*** Data supplied ***

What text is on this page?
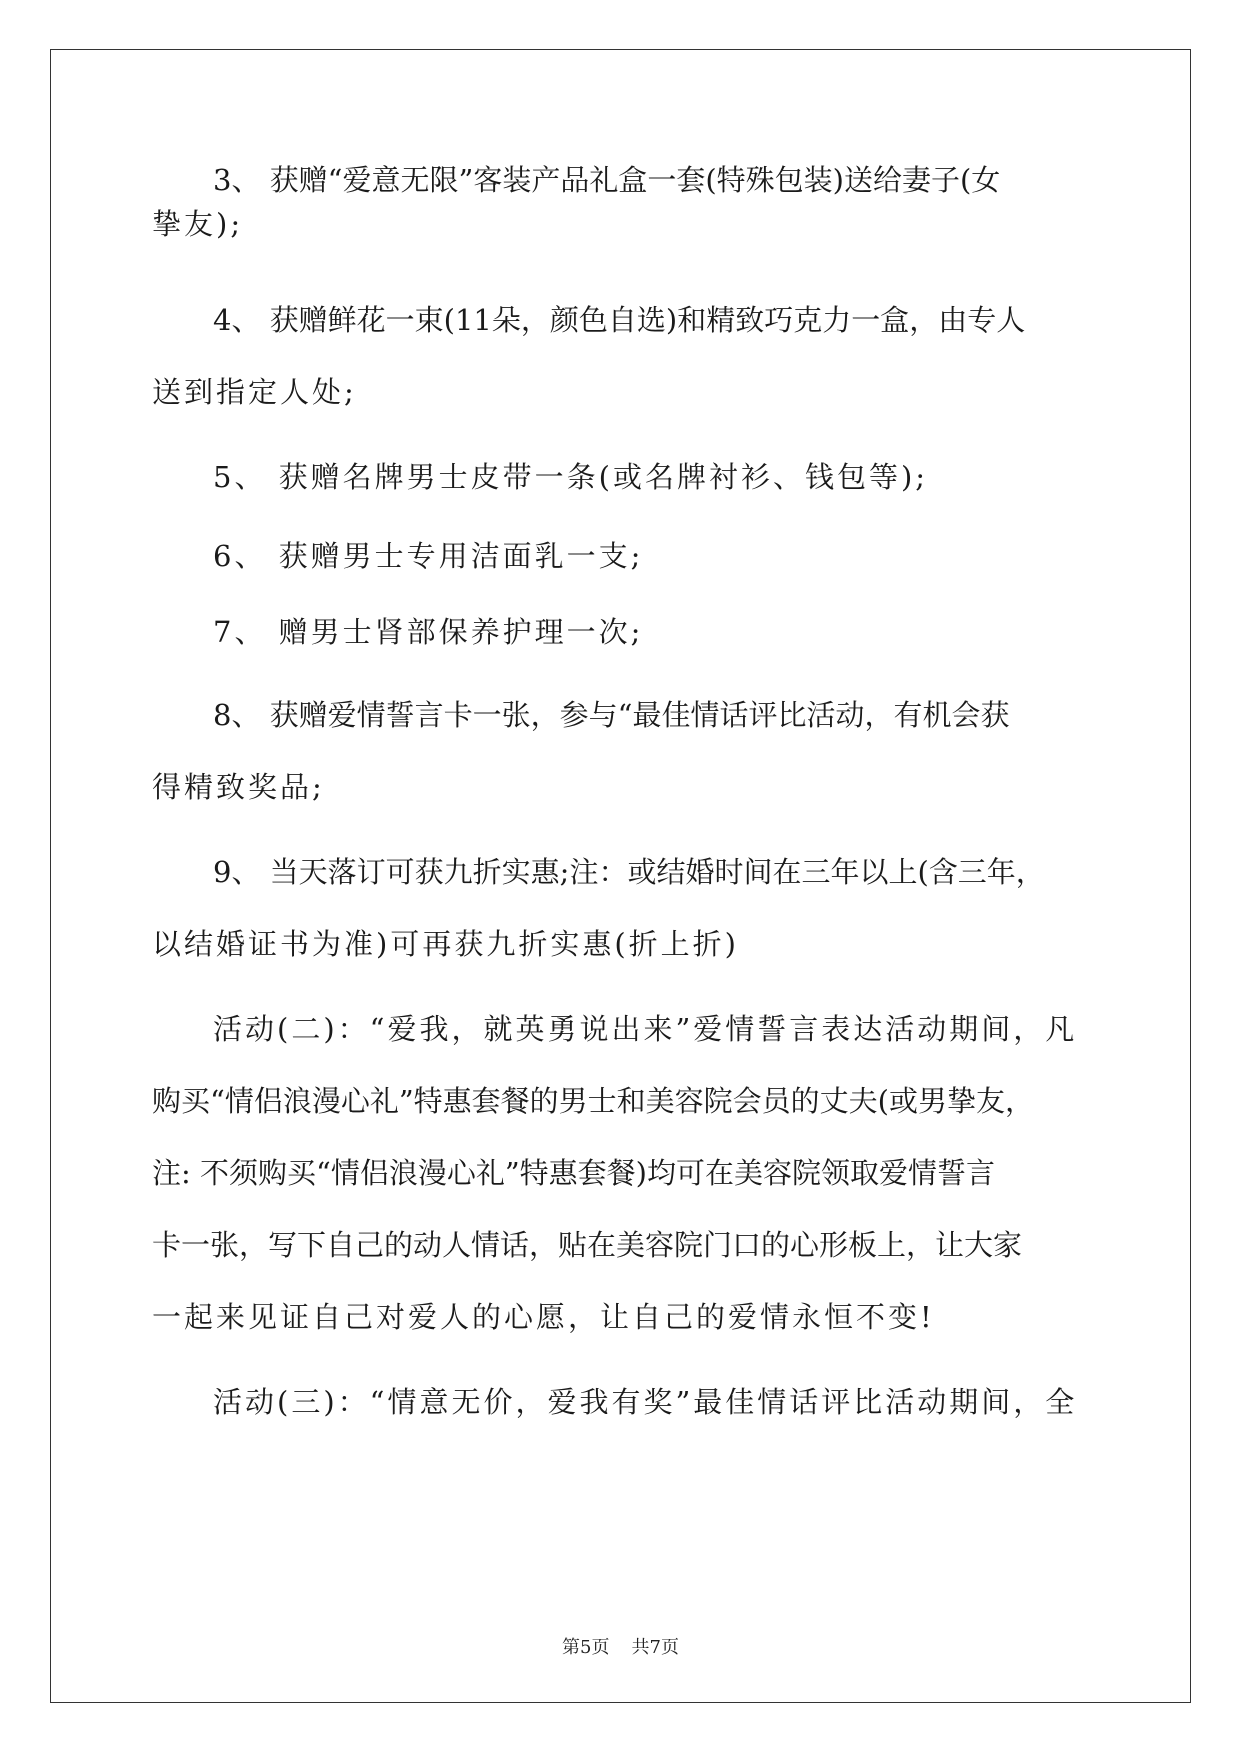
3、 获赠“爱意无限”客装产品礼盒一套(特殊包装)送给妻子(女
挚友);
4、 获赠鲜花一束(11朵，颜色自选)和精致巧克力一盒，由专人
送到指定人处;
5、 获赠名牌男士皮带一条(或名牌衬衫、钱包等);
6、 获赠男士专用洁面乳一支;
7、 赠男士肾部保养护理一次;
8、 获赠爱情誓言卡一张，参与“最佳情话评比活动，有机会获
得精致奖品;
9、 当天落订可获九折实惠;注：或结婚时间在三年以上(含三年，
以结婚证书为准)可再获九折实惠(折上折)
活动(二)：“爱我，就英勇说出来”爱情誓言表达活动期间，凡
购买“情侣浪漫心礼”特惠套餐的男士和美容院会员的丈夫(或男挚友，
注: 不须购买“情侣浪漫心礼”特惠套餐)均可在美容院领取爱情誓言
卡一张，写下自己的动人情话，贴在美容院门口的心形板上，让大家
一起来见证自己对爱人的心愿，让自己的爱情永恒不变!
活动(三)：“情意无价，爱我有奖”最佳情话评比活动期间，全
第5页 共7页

***
*** Data supplied ***

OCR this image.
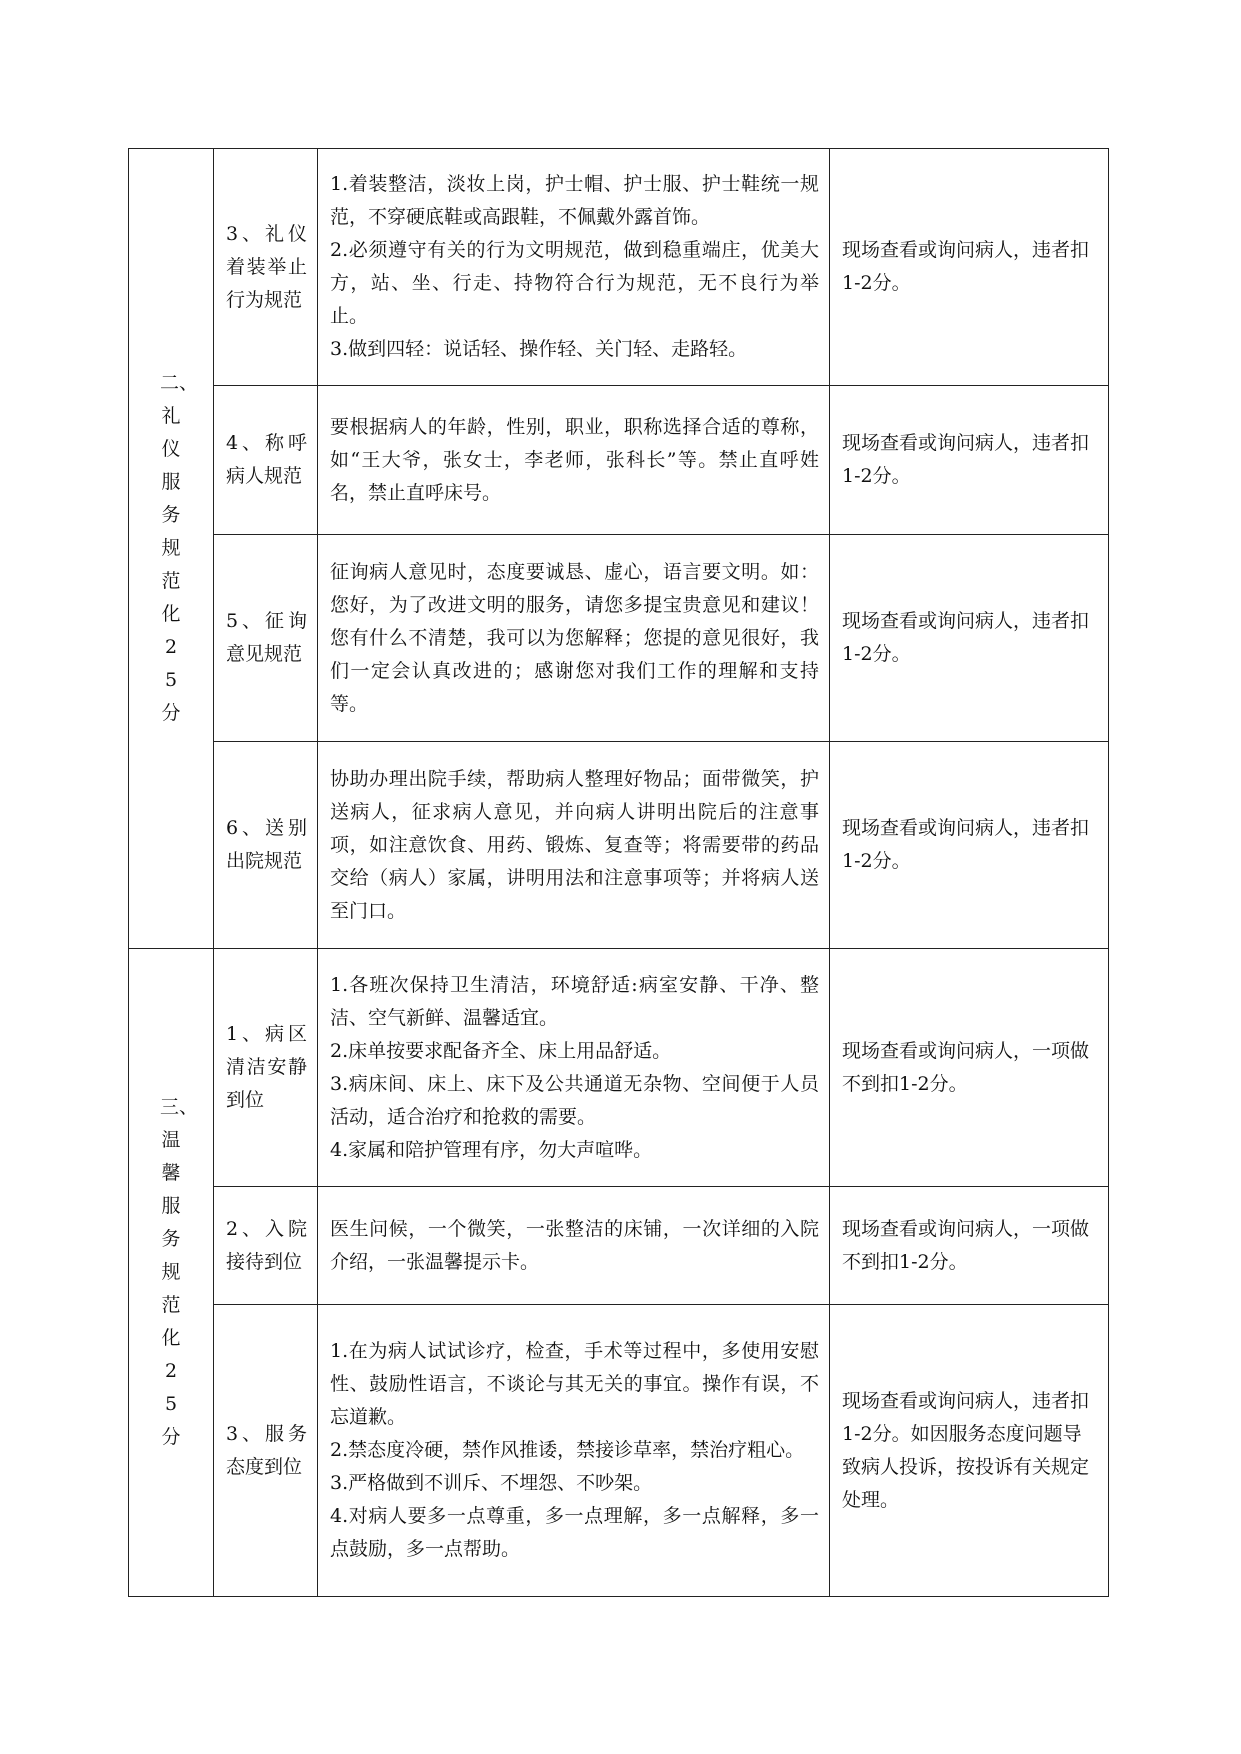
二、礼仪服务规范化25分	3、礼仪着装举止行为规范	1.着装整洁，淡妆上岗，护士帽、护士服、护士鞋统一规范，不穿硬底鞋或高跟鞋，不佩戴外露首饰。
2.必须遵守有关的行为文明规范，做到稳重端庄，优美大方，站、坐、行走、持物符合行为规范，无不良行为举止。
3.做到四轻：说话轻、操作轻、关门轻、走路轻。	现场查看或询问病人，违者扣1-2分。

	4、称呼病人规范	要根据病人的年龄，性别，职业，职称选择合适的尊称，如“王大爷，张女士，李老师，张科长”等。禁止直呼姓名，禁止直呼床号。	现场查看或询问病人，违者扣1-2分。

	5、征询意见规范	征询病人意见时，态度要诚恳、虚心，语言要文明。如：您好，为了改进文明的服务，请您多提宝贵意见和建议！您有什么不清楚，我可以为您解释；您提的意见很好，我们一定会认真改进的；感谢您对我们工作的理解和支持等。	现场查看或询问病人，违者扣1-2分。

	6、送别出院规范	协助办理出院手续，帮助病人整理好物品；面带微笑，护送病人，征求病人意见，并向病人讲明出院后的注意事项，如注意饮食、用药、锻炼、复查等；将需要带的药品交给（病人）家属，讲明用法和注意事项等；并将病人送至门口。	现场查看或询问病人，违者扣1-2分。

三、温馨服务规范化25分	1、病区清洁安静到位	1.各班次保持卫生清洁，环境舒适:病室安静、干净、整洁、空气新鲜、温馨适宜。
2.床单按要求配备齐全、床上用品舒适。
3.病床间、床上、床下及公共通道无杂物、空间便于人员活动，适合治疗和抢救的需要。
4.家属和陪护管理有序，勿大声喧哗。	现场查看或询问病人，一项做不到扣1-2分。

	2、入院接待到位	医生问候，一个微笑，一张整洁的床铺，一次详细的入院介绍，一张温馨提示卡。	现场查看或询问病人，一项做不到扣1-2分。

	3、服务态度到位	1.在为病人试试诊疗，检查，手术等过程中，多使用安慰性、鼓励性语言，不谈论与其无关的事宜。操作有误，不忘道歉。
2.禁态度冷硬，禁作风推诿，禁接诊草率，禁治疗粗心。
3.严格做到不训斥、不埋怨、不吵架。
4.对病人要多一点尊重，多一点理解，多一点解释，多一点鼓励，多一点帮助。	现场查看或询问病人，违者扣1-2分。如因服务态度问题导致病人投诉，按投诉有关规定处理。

***

Problem :: Copy every line of the listing that includes the string "this".

Full output ::
What text is on this page?
OCR this image.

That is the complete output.